──────── Exercise data ────────

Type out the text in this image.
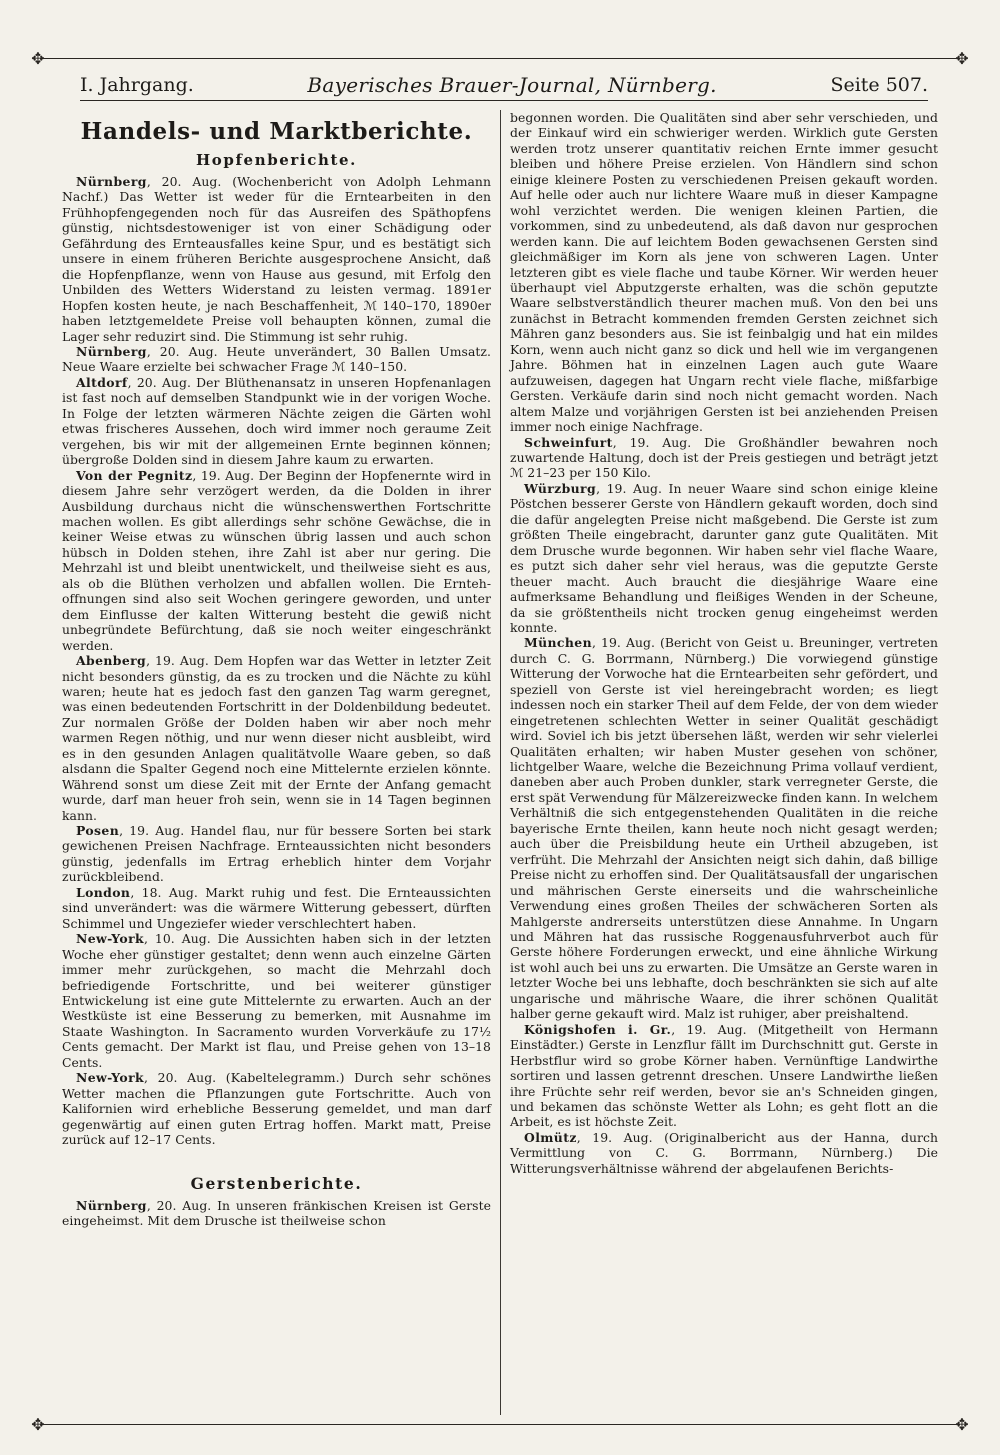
✥	✥
✥	✥
I. Jahrgang.	Bayerisches Brauer-Journal, Nürnberg.	Seite 507.
Handels- und Marktberichte.
Hopfenberichte.

Nürnberg, 20. Aug. (Wochenbericht von Adolph Lehmann Nachf.) Das Wetter ist weder für die Erntearbeiten in den Frühhopfengegenden noch für das Ausreifen des Späthopfens günstig, nichtsdestoweniger ist von einer Schädigung oder Gefährdung des Ernteausfalles keine Spur, und es bestätigt sich unsere in einem früheren Berichte ausgesprochene Ansicht, daß die Hopfenpflanze, wenn von Hause aus gesund, mit Erfolg den Unbilden des Wetters Widerstand zu leisten vermag. 1891er Hopfen kosten heute, je nach Beschaffenheit, ℳ 140–170, 1890er haben letztgemeldete Preise voll behaupten können, zumal die Lager sehr reduzirt sind. Die Stimmung ist sehr ruhig.

Nürnberg, 20. Aug. Heute unverändert, 30 Ballen Umsatz. Neue Waare erzielte bei schwacher Frage ℳ 140–150.

Altdorf, 20. Aug. Der Blüthenansatz in unseren Hopfenanlagen ist fast noch auf demselben Standpunkt wie in der vorigen Woche. In Folge der letzten wärmeren Nächte zeigen die Gärten wohl etwas frischeres Aussehen, doch wird immer noch geraume Zeit vergehen, bis wir mit der allgemeinen Ernte beginnen können; übergroße Dolden sind in diesem Jahre kaum zu erwarten.

Von der Pegnitz, 19. Aug. Der Beginn der Hopfenernte wird in diesem Jahre sehr verzögert werden, da die Dolden in ihrer Ausbildung durchaus nicht die wünschenswerthen Fortschritte machen wollen. Es gibt allerdings sehr schöne Gewächse, die in keiner Weise etwas zu wünschen übrig lassen und auch schon hübsch in Dolden stehen, ihre Zahl ist aber nur gering. Die Mehrzahl ist und bleibt unentwickelt, und theilweise sieht es aus, als ob die Blüthen verholzen und abfallen wollen. Die Erntehoffnungen sind also seit Wochen geringere geworden, und unter dem Einflusse der kalten Witterung besteht die gewiß nicht unbegründete Befürchtung, daß sie noch weiter eingeschränkt werden.

Abenberg, 19. Aug. Dem Hopfen war das Wetter in letzter Zeit nicht besonders günstig, da es zu trocken und die Nächte zu kühl waren; heute hat es jedoch fast den ganzen Tag warm geregnet, was einen bedeutenden Fortschritt in der Doldenbildung bedeutet. Zur normalen Größe der Dolden haben wir aber noch mehr warmen Regen nöthig, und nur wenn dieser nicht ausbleibt, wird es in den gesunden Anlagen qualitätvolle Waare geben, so daß alsdann die Spalter Gegend noch eine Mittelernte erzielen könnte. Während sonst um diese Zeit mit der Ernte der Anfang gemacht wurde, darf man heuer froh sein, wenn sie in 14 Tagen beginnen kann.

Posen, 19. Aug. Handel flau, nur für bessere Sorten bei stark gewichenen Preisen Nachfrage. Ernteaussichten nicht besonders günstig, jedenfalls im Ertrag erheblich hinter dem Vorjahr zurückbleibend.

London, 18. Aug. Markt ruhig und fest. Die Ernteaussichten sind unverändert: was die wärmere Witterung gebessert, dürften Schimmel und Ungeziefer wieder verschlechtert haben.

New-York, 10. Aug. Die Aussichten haben sich in der letzten Woche eher günstiger gestaltet; denn wenn auch einzelne Gärten immer mehr zurückgehen, so macht die Mehrzahl doch befriedigende Fortschritte, und bei weiterer günstiger Entwickelung ist eine gute Mittelernte zu erwarten. Auch an der Westküste ist eine Besserung zu bemerken, mit Ausnahme im Staate Washington. In Sacramento wurden Vorverkäufe zu 17½ Cents gemacht. Der Markt ist flau, und Preise gehen von 13–18 Cents.

New-York, 20. Aug. (Kabeltelegramm.) Durch sehr schönes Wetter machen die Pflanzungen gute Fortschritte. Auch von Kalifornien wird erhebliche Besserung gemeldet, und man darf gegenwärtig auf einen guten Ertrag hoffen. Markt matt, Preise zurück auf 12–17 Cents.

Gerstenberichte.

Nürnberg, 20. Aug. In unseren fränkischen Kreisen ist Gerste eingeheimst. Mit dem Drusche ist theilweise schon

begonnen worden. Die Qualitäten sind aber sehr verschieden, und der Einkauf wird ein schwieriger werden. Wirklich gute Gersten werden trotz unserer quantitativ reichen Ernte immer gesucht bleiben und höhere Preise erzielen. Von Händlern sind schon einige kleinere Posten zu verschiedenen Preisen gekauft worden. Auf helle oder auch nur lichtere Waare muß in dieser Kampagne wohl verzichtet werden. Die wenigen kleinen Partien, die vorkommen, sind zu unbedeutend, als daß davon nur gesprochen werden kann. Die auf leichtem Boden gewachsenen Gersten sind gleichmäßiger im Korn als jene von schweren Lagen. Unter letzteren gibt es viele flache und taube Körner. Wir werden heuer überhaupt viel Abputzgerste erhalten, was die schön geputzte Waare selbstverständlich theurer machen muß. Von den bei uns zunächst in Betracht kommenden fremden Gersten zeichnet sich Mähren ganz besonders aus. Sie ist feinbalgig und hat ein mildes Korn, wenn auch nicht ganz so dick und hell wie im vergangenen Jahre. Böhmen hat in einzelnen Lagen auch gute Waare aufzuweisen, dagegen hat Ungarn recht viele flache, mißfarbige Gersten. Verkäufe darin sind noch nicht gemacht worden. Nach altem Malze und vorjährigen Gersten ist bei anziehenden Preisen immer noch einige Nachfrage.

Schweinfurt, 19. Aug. Die Großhändler bewahren noch zuwartende Haltung, doch ist der Preis gestiegen und beträgt jetzt ℳ 21–23 per 150 Kilo.

Würzburg, 19. Aug. In neuer Waare sind schon einige kleine Pöstchen besserer Gerste von Händlern gekauft worden, doch sind die dafür angelegten Preise nicht maßgebend. Die Gerste ist zum größten Theile eingebracht, darunter ganz gute Qualitäten. Mit dem Drusche wurde begonnen. Wir haben sehr viel flache Waare, es putzt sich daher sehr viel heraus, was die geputzte Gerste theuer macht. Auch braucht die diesjährige Waare eine aufmerksame Behandlung und fleißiges Wenden in der Scheune, da sie größtentheils nicht trocken genug eingeheimst werden konnte.

München, 19. Aug. (Bericht von Geist u. Breuninger, vertreten durch C. G. Borrmann, Nürnberg.) Die vorwiegend günstige Witterung der Vorwoche hat die Erntearbeiten sehr gefördert, und speziell von Gerste ist viel hereingebracht worden; es liegt indessen noch ein starker Theil auf dem Felde, der von dem wieder eingetretenen schlechten Wetter in seiner Qualität geschädigt wird. Soviel ich bis jetzt übersehen läßt, werden wir sehr vielerlei Qualitäten erhalten; wir haben Muster gesehen von schöner, lichtgelber Waare, welche die Bezeichnung Prima vollauf verdient, daneben aber auch Proben dunkler, stark verregneter Gerste, die erst spät Verwendung für Mälzereizwecke finden kann. In welchem Verhältniß die sich entgegenstehenden Qualitäten in die reiche bayerische Ernte theilen, kann heute noch nicht gesagt werden; auch über die Preisbildung heute ein Urtheil abzugeben, ist verfrüht. Die Mehrzahl der Ansichten neigt sich dahin, daß billige Preise nicht zu erhoffen sind. Der Qualitätsausfall der ungarischen und mährischen Gerste einerseits und die wahrscheinliche Verwendung eines großen Theiles der schwächeren Sorten als Mahlgerste andrerseits unterstützen diese Annahme. In Ungarn und Mähren hat das russische Roggenausfuhrverbot auch für Gerste höhere Forderungen erweckt, und eine ähnliche Wirkung ist wohl auch bei uns zu erwarten. Die Umsätze an Gerste waren in letzter Woche bei uns lebhafte, doch beschränkten sie sich auf alte ungarische und mährische Waare, die ihrer schönen Qualität halber gerne gekauft wird. Malz ist ruhiger, aber preishaltend.

Königshofen i. Gr., 19. Aug. (Mitgetheilt von Hermann Einstädter.) Gerste in Lenzflur fällt im Durchschnitt gut. Gerste in Herbstflur wird so grobe Körner haben. Vernünftige Landwirthe sortiren und lassen getrennt dreschen. Unsere Landwirthe ließen ihre Früchte sehr reif werden, bevor sie an's Schneiden gingen, und bekamen das schönste Wetter als Lohn; es geht flott an die Arbeit, es ist höchste Zeit.

Olmütz, 19. Aug. (Originalbericht aus der Hanna, durch Vermittlung von C. G. Borrmann, Nürnberg.) Die Witterungsverhältnisse während der abgelaufenen Berichts-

────────

Scan the records for the string "Nächte". Copy each line in which it appears.

▶ _Response for this exercise_
Altdorf, 20. Aug. Der Blüthenansatz in unseren Hopfenanlagen ist fast noch auf demselben Standpunkt wie in der vorigen Woche. In Folge der letzten wärmeren Nächte zeigen die Gärten wohl etwas frischeres Aussehen, doch wird immer noch geraume Zeit vergehen, bis wir mit der allgemeinen Ernte beginnen können; übergroße Dolden sind in diesem Jahre kaum zu erwarten.
Abenberg, 19. Aug. Dem Hopfen war das Wetter in letzter Zeit nicht besonders günstig, da es zu trocken und die Nächte zu kühl waren; heute hat es jedoch fast den ganzen Tag warm geregnet, was einen bedeutenden Fortschritt in der Doldenbildung bedeutet. Zur normalen Größe der Dolden haben wir aber noch mehr warmen Regen nöthig, und nur wenn dieser nicht ausbleibt, wird es in den gesunden Anlagen qualitätvolle Waare geben, so daß alsdann die Spalter Gegend noch eine Mittelernte erzielen könnte. Während sonst um diese Zeit mit der Ernte der Anfang gemacht wurde, darf man heuer froh sein, wenn sie in 14 Tagen beginnen kann.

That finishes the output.